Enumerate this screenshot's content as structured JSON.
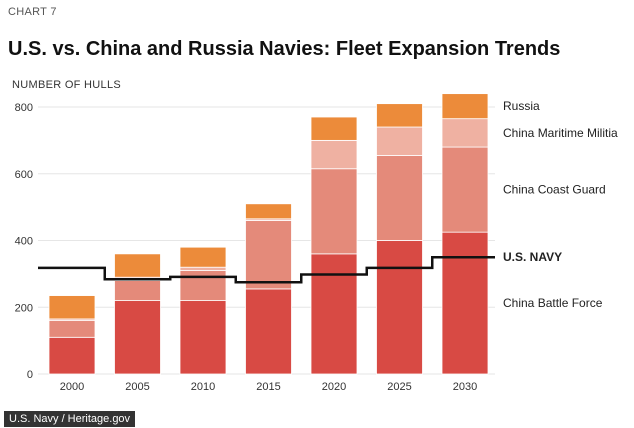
{
  "header": {
    "chart_number": "CHART 7",
    "title": "U.S. vs. China and Russia Navies: Fleet Expansion Trends",
    "unit_label": "NUMBER OF HULLS"
  },
  "credit": "U.S. Navy / Heritage.gov",
  "colors": {
    "russia": "#ec8b3a",
    "china_maritime_militia": "#efb1a2",
    "china_coast_guard": "#e48a7a",
    "china_battle_force": "#d84a44",
    "us_navy": "#111111",
    "gridline": "#e6e6e6"
  },
  "chart_data": {
    "type": "bar",
    "stacked": true,
    "categories": [
      "2000",
      "2005",
      "2010",
      "2015",
      "2020",
      "2025",
      "2030"
    ],
    "ylim": [
      0,
      800
    ],
    "yticks": [
      0,
      200,
      400,
      600,
      800
    ],
    "ylabel": "NUMBER OF HULLS",
    "grid": true,
    "series": [
      {
        "name": "China Battle Force",
        "key": "china_battle_force",
        "values": [
          110,
          220,
          220,
          255,
          360,
          400,
          425
        ]
      },
      {
        "name": "China Coast Guard",
        "key": "china_coast_guard",
        "values": [
          50,
          60,
          90,
          205,
          255,
          255,
          255
        ]
      },
      {
        "name": "China Maritime Militia",
        "key": "china_maritime_militia",
        "values": [
          5,
          10,
          10,
          5,
          85,
          85,
          85
        ]
      },
      {
        "name": "Russia",
        "key": "russia",
        "values": [
          70,
          70,
          60,
          45,
          70,
          70,
          75
        ]
      }
    ],
    "overlay": {
      "name": "U.S. NAVY",
      "type": "step",
      "values": [
        318,
        284,
        291,
        275,
        298,
        318,
        350
      ]
    },
    "legend_placement": "right, aligned with series"
  }
}
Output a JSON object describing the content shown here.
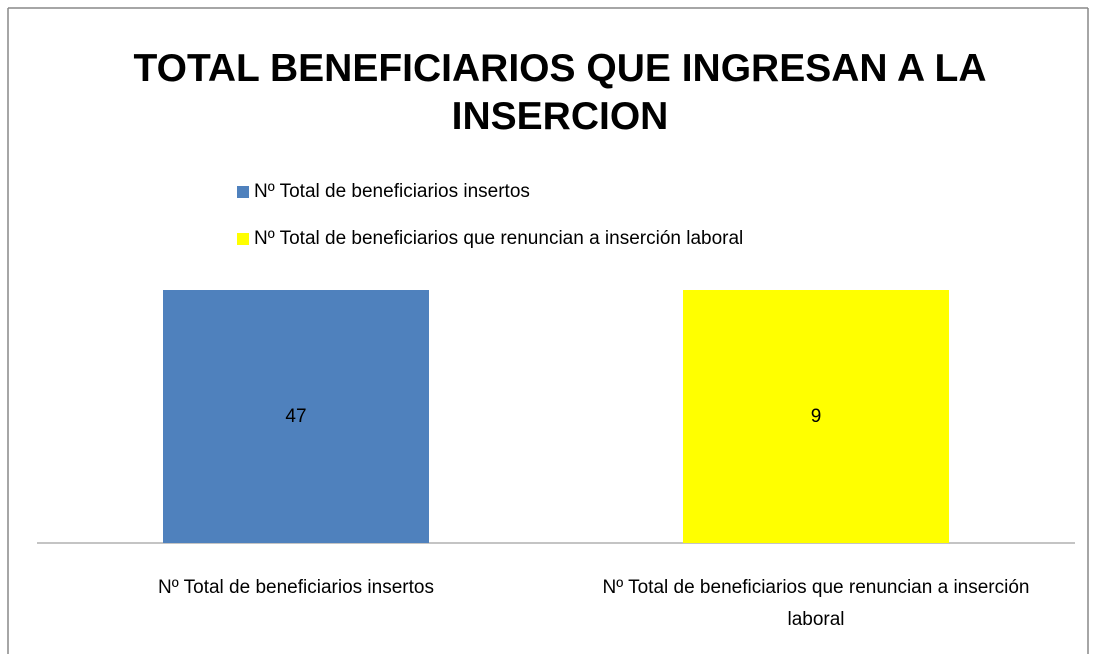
{
  "chart_data": {
    "type": "bar",
    "stacking": "percent",
    "title": "TOTAL BENEFICIARIOS QUE INGRESAN A LA INSERCION",
    "categories": [
      "Nº Total de beneficiarios insertos",
      "Nº Total de beneficiarios que renuncian a inserción laboral"
    ],
    "series": [
      {
        "name": "Nº Total de beneficiarios insertos",
        "color": "#4f81bd",
        "values": [
          47,
          null
        ]
      },
      {
        "name": "Nº Total de beneficiarios que renuncian a inserción laboral",
        "color": "#ffff00",
        "values": [
          null,
          9
        ]
      }
    ],
    "legend": "top",
    "data_labels": true
  }
}
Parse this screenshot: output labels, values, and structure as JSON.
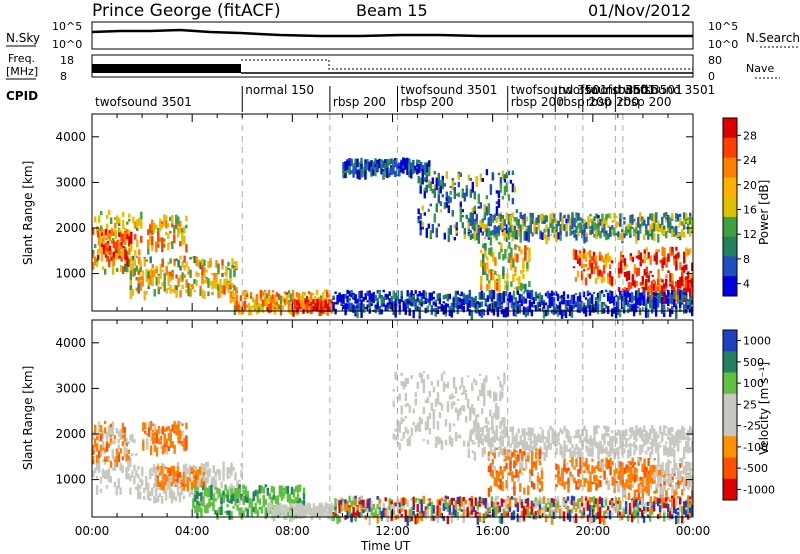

====================

## [JOB]
Every record gets retyped exactly; no picture goes into the copy.

## [RIGHT ANSWER]
Enumerate this screenshot's content as structured JSON.
{
  "header": {
    "chart_number": "CHART 7",
    "title": "U.S. vs. China and Russia Navies: Fleet Expansion Trends",
    "unit_label": "NUMBER OF HULLS"
  },
  "credit": "U.S. Navy / Heritage.gov",
  "colors": {
    "russia": "#ec8b3a",
    "china_maritime_militia": "#efb1a2",
    "china_coast_guard": "#e48a7a",
    "china_battle_force": "#d84a44",
    "us_navy": "#111111",
    "gridline": "#e6e6e6"
  },
  "chart_data": {
    "type": "bar",
    "stacked": true,
    "categories": [
      "2000",
      "2005",
      "2010",
      "2015",
      "2020",
      "2025",
      "2030"
    ],
    "ylim": [
      0,
      800
    ],
    "yticks": [
      0,
      200,
      400,
      600,
      800
    ],
    "ylabel": "NUMBER OF HULLS",
    "grid": true,
    "series": [
      {
        "name": "China Battle Force",
        "key": "china_battle_force",
        "values": [
          110,
          220,
          220,
          255,
          360,
          400,
          425
        ]
      },
      {
        "name": "China Coast Guard",
        "key": "china_coast_guard",
        "values": [
          50,
          60,
          90,
          205,
          255,
          255,
          255
        ]
      },
      {
        "name": "China Maritime Militia",
        "key": "china_maritime_militia",
        "values": [
          5,
          10,
          10,
          5,
          85,
          85,
          85
        ]
      },
      {
        "name": "Russia",
        "key": "russia",
        "values": [
          70,
          70,
          60,
          45,
          70,
          70,
          75
        ]
      }
    ],
    "overlay": {
      "name": "U.S. NAVY",
      "type": "step",
      "values": [
        318,
        284,
        291,
        275,
        298,
        318,
        350
      ]
    },
    "legend_placement": "right, aligned with series"
  }
}
Output a JSON object describing the content shown here.
{
  "chart_data": {
    "type": "bar",
    "stacking": "percent",
    "title": "TOTAL BENEFICIARIOS QUE INGRESAN A LA INSERCION",
    "categories": [
      "Nº Total de beneficiarios insertos",
      "Nº Total de beneficiarios que renuncian a inserción laboral"
    ],
    "series": [
      {
        "name": "Nº Total de beneficiarios insertos",
        "color": "#4f81bd",
        "values": [
          47,
          null
        ]
      },
      {
        "name": "Nº Total de beneficiarios que renuncian a inserción laboral",
        "color": "#ffff00",
        "values": [
          null,
          9
        ]
      }
    ],
    "legend": "top",
    "data_labels": true
  }
}
Parse this screenshot: output labels, values, and structure as JSON.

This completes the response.